** START Data section **

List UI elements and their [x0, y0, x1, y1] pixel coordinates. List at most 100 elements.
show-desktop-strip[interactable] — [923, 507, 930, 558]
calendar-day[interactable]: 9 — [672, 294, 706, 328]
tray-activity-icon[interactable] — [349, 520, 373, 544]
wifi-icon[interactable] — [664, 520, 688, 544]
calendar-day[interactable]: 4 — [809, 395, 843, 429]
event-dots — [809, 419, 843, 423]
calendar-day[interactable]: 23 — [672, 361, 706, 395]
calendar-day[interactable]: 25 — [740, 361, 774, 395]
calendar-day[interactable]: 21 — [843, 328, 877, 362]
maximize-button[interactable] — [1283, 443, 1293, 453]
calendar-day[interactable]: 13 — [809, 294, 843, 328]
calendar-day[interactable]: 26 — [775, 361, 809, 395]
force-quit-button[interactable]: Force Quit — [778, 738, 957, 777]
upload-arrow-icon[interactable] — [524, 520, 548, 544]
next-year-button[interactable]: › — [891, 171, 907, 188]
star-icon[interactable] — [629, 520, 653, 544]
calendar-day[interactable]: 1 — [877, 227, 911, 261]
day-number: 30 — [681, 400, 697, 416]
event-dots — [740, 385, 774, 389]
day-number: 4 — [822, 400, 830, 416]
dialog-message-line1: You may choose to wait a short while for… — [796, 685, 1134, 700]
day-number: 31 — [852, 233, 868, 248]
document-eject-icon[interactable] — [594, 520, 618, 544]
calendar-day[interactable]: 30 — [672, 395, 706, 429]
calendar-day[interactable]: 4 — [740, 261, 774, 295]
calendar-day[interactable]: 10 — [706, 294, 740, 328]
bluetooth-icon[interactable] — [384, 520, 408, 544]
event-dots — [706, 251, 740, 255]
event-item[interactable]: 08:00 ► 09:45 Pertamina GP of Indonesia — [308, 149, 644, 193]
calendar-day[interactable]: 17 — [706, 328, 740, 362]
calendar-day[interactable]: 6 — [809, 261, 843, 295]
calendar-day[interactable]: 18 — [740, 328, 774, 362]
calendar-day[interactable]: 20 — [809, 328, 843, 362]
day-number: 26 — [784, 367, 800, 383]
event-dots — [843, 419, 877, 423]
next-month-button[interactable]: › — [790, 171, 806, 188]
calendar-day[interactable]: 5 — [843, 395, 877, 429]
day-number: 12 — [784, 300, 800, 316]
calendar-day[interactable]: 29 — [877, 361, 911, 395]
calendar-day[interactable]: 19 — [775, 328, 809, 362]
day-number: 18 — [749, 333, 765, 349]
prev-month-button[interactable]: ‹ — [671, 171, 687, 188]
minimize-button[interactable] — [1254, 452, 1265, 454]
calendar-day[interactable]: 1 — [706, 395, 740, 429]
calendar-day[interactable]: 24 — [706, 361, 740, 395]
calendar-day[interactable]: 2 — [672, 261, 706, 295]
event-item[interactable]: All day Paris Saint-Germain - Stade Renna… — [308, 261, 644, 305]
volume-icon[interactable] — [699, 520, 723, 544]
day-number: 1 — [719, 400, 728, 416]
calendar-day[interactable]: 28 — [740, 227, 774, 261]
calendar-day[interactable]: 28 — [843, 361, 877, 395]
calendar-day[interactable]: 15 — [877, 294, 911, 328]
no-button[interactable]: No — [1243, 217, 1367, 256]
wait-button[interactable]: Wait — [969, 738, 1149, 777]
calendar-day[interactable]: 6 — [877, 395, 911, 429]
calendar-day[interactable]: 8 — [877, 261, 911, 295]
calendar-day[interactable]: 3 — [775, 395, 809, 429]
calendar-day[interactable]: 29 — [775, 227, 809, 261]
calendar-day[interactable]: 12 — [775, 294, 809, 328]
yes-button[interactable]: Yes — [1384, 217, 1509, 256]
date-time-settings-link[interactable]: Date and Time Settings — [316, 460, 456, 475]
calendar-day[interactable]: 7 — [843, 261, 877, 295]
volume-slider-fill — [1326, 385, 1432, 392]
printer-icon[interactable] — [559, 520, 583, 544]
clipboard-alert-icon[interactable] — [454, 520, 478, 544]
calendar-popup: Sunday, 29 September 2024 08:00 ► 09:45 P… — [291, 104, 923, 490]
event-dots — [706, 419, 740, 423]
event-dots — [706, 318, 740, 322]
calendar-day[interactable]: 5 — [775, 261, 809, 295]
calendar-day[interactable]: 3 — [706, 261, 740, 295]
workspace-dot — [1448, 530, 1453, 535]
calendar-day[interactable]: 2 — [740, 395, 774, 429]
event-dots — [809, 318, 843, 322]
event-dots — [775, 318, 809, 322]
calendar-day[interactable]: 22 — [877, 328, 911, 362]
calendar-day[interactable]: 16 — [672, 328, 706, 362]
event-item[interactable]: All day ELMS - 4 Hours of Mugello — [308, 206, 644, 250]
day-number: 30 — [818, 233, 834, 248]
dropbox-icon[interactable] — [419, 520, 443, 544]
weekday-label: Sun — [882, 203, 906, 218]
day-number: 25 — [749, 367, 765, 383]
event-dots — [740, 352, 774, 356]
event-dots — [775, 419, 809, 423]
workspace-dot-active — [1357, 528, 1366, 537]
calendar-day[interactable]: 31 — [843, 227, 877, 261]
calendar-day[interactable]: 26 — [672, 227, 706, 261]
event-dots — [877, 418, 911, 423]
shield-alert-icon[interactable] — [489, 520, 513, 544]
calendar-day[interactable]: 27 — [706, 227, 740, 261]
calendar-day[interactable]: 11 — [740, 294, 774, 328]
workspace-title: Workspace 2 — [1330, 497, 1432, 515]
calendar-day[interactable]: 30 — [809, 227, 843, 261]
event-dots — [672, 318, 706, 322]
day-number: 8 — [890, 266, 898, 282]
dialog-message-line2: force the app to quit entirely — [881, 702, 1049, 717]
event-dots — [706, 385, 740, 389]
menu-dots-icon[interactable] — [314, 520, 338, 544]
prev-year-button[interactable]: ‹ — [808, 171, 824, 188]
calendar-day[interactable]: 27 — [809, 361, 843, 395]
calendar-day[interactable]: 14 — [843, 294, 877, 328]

** END Data section **

_Task directions_
Output the lines above as a numbered list, leaving out any blank lines.

_Full answer_
1. List UI elements and their [x0, y0, x1, y1] pixel coordinates. List at most 100 elements.
2. show-desktop-strip[interactable] — [923, 507, 930, 558]
3. calendar-day[interactable]: 9 — [672, 294, 706, 328]
4. tray-activity-icon[interactable] — [349, 520, 373, 544]
5. wifi-icon[interactable] — [664, 520, 688, 544]
6. calendar-day[interactable]: 4 — [809, 395, 843, 429]
7. event-dots — [809, 419, 843, 423]
8. calendar-day[interactable]: 23 — [672, 361, 706, 395]
9. calendar-day[interactable]: 25 — [740, 361, 774, 395]
10. calendar-day[interactable]: 21 — [843, 328, 877, 362]
11. maximize-button[interactable] — [1283, 443, 1293, 453]
12. calendar-day[interactable]: 13 — [809, 294, 843, 328]
13. calendar-day[interactable]: 26 — [775, 361, 809, 395]
14. force-quit-button[interactable]: Force Quit — [778, 738, 957, 777]
15. upload-arrow-icon[interactable] — [524, 520, 548, 544]
16. next-year-button[interactable]: › — [891, 171, 907, 188]
17. star-icon[interactable] — [629, 520, 653, 544]
18. calendar-day[interactable]: 1 — [877, 227, 911, 261]
19. day-number: 30 — [681, 400, 697, 416]
20. event-dots — [740, 385, 774, 389]
21. day-number: 4 — [822, 400, 830, 416]
22. dialog-message-line1: You may choose to wait a short while for… — [796, 685, 1134, 700]
23. day-number: 31 — [852, 233, 868, 248]
24. document-eject-icon[interactable] — [594, 520, 618, 544]
25. calendar-day[interactable]: 30 — [672, 395, 706, 429]
26. calendar-day[interactable]: 4 — [740, 261, 774, 295]
27. calendar-day[interactable]: 10 — [706, 294, 740, 328]
28. bluetooth-icon[interactable] — [384, 520, 408, 544]
29. event-dots — [706, 251, 740, 255]
30. event-item[interactable]: 08:00 ► 09:45 Pertamina GP of Indonesia — [308, 149, 644, 193]
31. calendar-day[interactable]: 17 — [706, 328, 740, 362]
32. calendar-day[interactable]: 6 — [809, 261, 843, 295]
33. calendar-day[interactable]: 18 — [740, 328, 774, 362]
34. calendar-day[interactable]: 20 — [809, 328, 843, 362]
35. day-number: 26 — [784, 367, 800, 383]
36. event-dots — [843, 419, 877, 423]
37. next-month-button[interactable]: › — [790, 171, 806, 188]
38. calendar-day[interactable]: 5 — [843, 395, 877, 429]
39. day-number: 12 — [784, 300, 800, 316]
40. calendar-day[interactable]: 29 — [877, 361, 911, 395]
41. calendar-day[interactable]: 19 — [775, 328, 809, 362]
42. day-number: 18 — [749, 333, 765, 349]
43. prev-month-button[interactable]: ‹ — [671, 171, 687, 188]
44. minimize-button[interactable] — [1254, 452, 1265, 454]
45. calendar-day[interactable]: 1 — [706, 395, 740, 429]
46. calendar-day[interactable]: 24 — [706, 361, 740, 395]
47. calendar-day[interactable]: 2 — [672, 261, 706, 295]
48. event-item[interactable]: All day Paris Saint-Germain - Stade Renna… — [308, 261, 644, 305]
49. volume-icon[interactable] — [699, 520, 723, 544]
50. day-number: 1 — [719, 400, 728, 416]
51. calendar-day[interactable]: 28 — [740, 227, 774, 261]
52. calendar-day[interactable]: 28 — [843, 361, 877, 395]
53. calendar-day[interactable]: 15 — [877, 294, 911, 328]
54. no-button[interactable]: No — [1243, 217, 1367, 256]
55. wait-button[interactable]: Wait — [969, 738, 1149, 777]
56. calendar-day[interactable]: 6 — [877, 395, 911, 429]
57. calendar-day[interactable]: 8 — [877, 261, 911, 295]
58. calendar-day[interactable]: 3 — [775, 395, 809, 429]
59. calendar-day[interactable]: 29 — [775, 227, 809, 261]
60. calendar-day[interactable]: 12 — [775, 294, 809, 328]
61. yes-button[interactable]: Yes — [1384, 217, 1509, 256]
62. date-time-settings-link[interactable]: Date and Time Settings — [316, 460, 456, 475]
63. calendar-day[interactable]: 7 — [843, 261, 877, 295]
64. volume-slider-fill — [1326, 385, 1432, 392]
65. printer-icon[interactable] — [559, 520, 583, 544]
66. clipboard-alert-icon[interactable] — [454, 520, 478, 544]
67. calendar-popup: Sunday, 29 September 2024 08:00 ► 09:45 P… — [291, 104, 923, 490]
68. event-dots — [706, 419, 740, 423]
69. event-dots — [706, 318, 740, 322]
70. calendar-day[interactable]: 5 — [775, 261, 809, 295]
71. calendar-day[interactable]: 3 — [706, 261, 740, 295]
72. workspace-dot — [1448, 530, 1453, 535]
73. calendar-day[interactable]: 2 — [740, 395, 774, 429]
74. event-dots — [809, 318, 843, 322]
75. event-dots — [775, 318, 809, 322]
76. calendar-day[interactable]: 22 — [877, 328, 911, 362]
77. calendar-day[interactable]: 16 — [672, 328, 706, 362]
78. event-item[interactable]: All day ELMS - 4 Hours of Mugello — [308, 206, 644, 250]
79. day-number: 30 — [818, 233, 834, 248]
80. dropbox-icon[interactable] — [419, 520, 443, 544]
81. weekday-label: Sun — [882, 203, 906, 218]
82. day-number: 25 — [749, 367, 765, 383]
83. event-dots — [740, 352, 774, 356]
84. event-dots — [775, 419, 809, 423]
85. workspace-dot-active — [1357, 528, 1366, 537]
86. calendar-day[interactable]: 31 — [843, 227, 877, 261]
87. calendar-day[interactable]: 26 — [672, 227, 706, 261]
88. event-dots — [877, 418, 911, 423]
89. shield-alert-icon[interactable] — [489, 520, 513, 544]
90. calendar-day[interactable]: 27 — [706, 227, 740, 261]
91. calendar-day[interactable]: 11 — [740, 294, 774, 328]
92. workspace-title: Workspace 2 — [1330, 497, 1432, 515]
93. calendar-day[interactable]: 30 — [809, 227, 843, 261]
94. event-dots — [672, 318, 706, 322]
95. day-number: 8 — [890, 266, 898, 282]
96. dialog-message-line2: force the app to quit entirely — [881, 702, 1049, 717]
97. event-dots — [706, 385, 740, 389]
98. menu-dots-icon[interactable] — [314, 520, 338, 544]
99. prev-year-button[interactable]: ‹ — [808, 171, 824, 188]
100. calendar-day[interactable]: 27 — [809, 361, 843, 395]
101. calendar-day[interactable]: 14 — [843, 294, 877, 328]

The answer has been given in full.